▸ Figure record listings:
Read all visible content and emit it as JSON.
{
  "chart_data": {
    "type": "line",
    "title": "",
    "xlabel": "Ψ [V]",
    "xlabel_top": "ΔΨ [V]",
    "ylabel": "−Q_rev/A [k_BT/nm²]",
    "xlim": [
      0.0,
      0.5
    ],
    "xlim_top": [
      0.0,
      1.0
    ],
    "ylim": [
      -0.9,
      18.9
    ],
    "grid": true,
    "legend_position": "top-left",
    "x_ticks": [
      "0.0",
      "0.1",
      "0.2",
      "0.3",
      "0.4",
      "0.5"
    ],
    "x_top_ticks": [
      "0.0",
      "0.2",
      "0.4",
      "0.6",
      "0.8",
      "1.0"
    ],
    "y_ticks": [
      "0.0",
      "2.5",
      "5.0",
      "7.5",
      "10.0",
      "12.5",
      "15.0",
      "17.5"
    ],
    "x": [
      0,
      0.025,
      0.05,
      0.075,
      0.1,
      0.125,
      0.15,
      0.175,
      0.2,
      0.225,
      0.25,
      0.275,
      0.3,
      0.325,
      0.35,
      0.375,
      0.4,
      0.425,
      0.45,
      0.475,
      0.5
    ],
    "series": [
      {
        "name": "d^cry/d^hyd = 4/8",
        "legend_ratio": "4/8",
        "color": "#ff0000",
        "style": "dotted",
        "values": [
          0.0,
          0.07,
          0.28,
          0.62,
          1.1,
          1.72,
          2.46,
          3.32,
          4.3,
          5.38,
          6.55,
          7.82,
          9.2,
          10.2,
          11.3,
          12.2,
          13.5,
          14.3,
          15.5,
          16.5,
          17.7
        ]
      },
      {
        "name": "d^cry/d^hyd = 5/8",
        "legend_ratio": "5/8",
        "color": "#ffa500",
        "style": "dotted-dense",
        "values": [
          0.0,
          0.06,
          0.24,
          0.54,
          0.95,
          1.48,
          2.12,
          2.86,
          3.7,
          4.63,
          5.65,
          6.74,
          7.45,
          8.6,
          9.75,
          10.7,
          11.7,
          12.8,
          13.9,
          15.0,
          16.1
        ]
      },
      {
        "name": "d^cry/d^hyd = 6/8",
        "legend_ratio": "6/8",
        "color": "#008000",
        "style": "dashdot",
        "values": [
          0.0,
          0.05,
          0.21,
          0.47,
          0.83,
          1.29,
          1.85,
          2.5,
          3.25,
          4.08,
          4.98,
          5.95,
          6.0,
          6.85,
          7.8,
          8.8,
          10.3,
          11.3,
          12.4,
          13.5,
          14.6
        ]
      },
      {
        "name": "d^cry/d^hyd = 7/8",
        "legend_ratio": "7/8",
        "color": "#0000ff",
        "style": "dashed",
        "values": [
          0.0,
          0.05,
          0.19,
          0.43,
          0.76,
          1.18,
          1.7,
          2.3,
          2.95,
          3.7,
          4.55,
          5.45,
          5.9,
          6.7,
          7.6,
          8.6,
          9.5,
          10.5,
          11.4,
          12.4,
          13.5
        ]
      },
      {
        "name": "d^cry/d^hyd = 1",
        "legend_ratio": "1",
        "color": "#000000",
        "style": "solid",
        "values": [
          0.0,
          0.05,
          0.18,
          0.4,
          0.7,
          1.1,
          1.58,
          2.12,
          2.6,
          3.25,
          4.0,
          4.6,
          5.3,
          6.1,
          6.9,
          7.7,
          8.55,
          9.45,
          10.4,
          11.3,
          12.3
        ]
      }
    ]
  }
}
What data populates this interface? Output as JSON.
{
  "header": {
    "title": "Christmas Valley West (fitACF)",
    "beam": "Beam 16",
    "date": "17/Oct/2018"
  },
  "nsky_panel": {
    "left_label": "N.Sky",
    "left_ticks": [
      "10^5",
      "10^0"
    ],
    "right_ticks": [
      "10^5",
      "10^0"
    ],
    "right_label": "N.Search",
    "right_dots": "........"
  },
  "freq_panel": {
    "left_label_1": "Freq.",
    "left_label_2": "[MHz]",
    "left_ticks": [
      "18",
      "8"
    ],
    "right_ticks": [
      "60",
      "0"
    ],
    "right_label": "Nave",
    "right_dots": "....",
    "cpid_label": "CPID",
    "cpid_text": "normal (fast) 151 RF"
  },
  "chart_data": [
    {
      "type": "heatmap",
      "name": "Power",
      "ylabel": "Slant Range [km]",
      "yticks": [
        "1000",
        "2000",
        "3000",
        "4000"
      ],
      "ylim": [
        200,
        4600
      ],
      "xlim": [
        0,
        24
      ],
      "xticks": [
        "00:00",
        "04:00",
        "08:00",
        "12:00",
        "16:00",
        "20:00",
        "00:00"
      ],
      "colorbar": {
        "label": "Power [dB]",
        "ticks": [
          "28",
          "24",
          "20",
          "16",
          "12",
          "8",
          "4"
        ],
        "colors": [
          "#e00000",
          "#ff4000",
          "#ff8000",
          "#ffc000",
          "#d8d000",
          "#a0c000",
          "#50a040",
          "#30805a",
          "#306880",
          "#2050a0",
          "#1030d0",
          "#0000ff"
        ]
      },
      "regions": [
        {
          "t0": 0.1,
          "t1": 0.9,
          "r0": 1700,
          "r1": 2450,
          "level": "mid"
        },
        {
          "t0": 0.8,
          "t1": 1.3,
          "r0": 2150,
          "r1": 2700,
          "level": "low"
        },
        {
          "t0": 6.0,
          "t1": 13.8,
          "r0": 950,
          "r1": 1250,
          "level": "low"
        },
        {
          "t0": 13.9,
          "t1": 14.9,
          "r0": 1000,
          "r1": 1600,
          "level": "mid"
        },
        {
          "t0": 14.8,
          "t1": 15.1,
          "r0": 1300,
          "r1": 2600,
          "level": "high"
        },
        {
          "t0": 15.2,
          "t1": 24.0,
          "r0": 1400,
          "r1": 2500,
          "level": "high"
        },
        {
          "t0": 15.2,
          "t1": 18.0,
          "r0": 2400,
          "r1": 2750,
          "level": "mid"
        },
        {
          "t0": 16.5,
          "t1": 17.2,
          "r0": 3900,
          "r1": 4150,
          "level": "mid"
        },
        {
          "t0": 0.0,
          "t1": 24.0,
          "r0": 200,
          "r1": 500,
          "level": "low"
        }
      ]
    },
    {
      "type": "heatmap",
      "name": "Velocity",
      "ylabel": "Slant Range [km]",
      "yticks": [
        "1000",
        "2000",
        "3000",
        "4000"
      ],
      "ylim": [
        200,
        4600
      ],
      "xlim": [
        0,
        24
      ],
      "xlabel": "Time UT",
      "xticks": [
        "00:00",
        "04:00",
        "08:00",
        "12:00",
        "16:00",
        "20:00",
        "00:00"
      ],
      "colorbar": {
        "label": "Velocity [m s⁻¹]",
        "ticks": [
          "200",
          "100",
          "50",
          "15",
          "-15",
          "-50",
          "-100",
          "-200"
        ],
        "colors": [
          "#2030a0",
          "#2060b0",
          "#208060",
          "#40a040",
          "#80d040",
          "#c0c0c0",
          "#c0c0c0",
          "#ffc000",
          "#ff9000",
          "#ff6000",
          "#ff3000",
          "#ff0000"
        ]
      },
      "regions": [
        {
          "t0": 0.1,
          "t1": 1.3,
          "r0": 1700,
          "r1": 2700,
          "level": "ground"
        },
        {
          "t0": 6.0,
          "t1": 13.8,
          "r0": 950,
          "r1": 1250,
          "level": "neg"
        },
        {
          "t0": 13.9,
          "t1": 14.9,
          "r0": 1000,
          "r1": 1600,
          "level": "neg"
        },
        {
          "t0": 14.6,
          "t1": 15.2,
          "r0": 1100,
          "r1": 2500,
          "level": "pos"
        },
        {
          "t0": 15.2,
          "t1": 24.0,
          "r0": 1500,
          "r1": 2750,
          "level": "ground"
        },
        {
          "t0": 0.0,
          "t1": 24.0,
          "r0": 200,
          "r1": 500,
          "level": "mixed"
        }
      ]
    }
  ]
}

▸ Exercise instructions: Each line in the listing above either holds the string "JSON" or does not; state how many do, giving the number only.

▸ Output for this task: 2